▶ WRITTEN EXERCISE
Find every line in the records below that contains the word "atuação", and copy each such line.

★ ★ ★ ★ ★

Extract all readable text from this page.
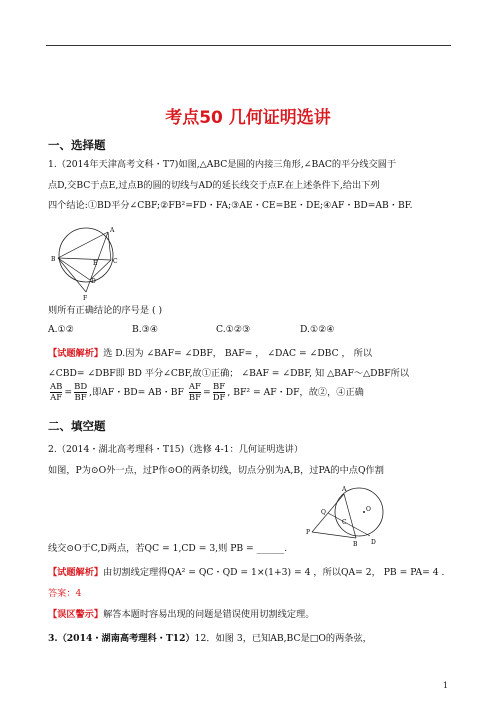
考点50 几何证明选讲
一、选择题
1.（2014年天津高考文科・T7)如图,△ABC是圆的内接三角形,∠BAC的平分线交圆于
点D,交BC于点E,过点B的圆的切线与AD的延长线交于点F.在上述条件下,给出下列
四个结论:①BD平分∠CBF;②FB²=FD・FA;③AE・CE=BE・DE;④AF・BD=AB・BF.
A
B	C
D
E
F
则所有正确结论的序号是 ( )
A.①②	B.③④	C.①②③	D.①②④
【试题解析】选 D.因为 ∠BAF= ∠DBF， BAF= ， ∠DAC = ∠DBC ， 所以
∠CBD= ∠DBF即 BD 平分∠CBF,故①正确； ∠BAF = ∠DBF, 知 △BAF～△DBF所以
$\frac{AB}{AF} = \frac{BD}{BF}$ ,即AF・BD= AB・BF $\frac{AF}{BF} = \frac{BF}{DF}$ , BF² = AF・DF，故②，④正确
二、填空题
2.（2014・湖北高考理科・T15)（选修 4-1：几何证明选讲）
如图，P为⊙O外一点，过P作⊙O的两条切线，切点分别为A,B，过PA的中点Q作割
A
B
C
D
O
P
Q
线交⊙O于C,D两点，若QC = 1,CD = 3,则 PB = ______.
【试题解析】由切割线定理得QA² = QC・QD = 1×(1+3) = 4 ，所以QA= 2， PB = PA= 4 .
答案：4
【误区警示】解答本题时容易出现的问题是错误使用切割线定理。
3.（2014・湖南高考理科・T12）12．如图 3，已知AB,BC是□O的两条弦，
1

★ ★ ★ ★ ★

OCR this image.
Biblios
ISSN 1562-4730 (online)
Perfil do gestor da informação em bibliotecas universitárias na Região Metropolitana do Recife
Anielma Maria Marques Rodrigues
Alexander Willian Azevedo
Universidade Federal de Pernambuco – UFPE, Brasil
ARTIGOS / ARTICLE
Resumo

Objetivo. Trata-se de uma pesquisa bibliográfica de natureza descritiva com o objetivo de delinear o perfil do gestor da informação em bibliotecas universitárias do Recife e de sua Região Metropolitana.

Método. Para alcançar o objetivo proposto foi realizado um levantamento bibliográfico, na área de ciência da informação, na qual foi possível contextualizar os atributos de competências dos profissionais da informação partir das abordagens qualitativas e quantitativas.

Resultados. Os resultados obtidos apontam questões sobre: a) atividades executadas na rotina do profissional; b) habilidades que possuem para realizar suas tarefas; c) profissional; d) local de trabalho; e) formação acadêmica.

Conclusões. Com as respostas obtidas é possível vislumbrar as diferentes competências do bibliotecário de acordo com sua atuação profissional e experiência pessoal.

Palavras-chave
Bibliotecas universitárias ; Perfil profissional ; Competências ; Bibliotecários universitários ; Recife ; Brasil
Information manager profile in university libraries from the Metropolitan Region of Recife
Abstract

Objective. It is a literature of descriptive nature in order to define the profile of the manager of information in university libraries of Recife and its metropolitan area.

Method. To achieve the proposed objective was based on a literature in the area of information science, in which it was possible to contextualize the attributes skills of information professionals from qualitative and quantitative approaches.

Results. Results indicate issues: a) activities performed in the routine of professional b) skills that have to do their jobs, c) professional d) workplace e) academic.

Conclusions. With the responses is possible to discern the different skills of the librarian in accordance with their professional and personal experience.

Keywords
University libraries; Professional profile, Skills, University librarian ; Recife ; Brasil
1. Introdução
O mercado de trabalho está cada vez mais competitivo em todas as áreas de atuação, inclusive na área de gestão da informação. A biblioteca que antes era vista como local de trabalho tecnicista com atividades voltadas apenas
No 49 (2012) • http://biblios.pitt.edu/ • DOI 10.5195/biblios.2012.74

★ ★ ★ ★ ★

▶ TASK RESULT
Conclusões. Com as respostas obtidas é possível vislumbrar as diferentes competências do bibliotecário de acordo com sua atuação profissional e experiência pessoal.
O mercado de trabalho está cada vez mais competitivo em todas as áreas de atuação, inclusive na área de gestão da informação. A biblioteca que antes era vista como local de trabalho tecnicista com atividades voltadas apenas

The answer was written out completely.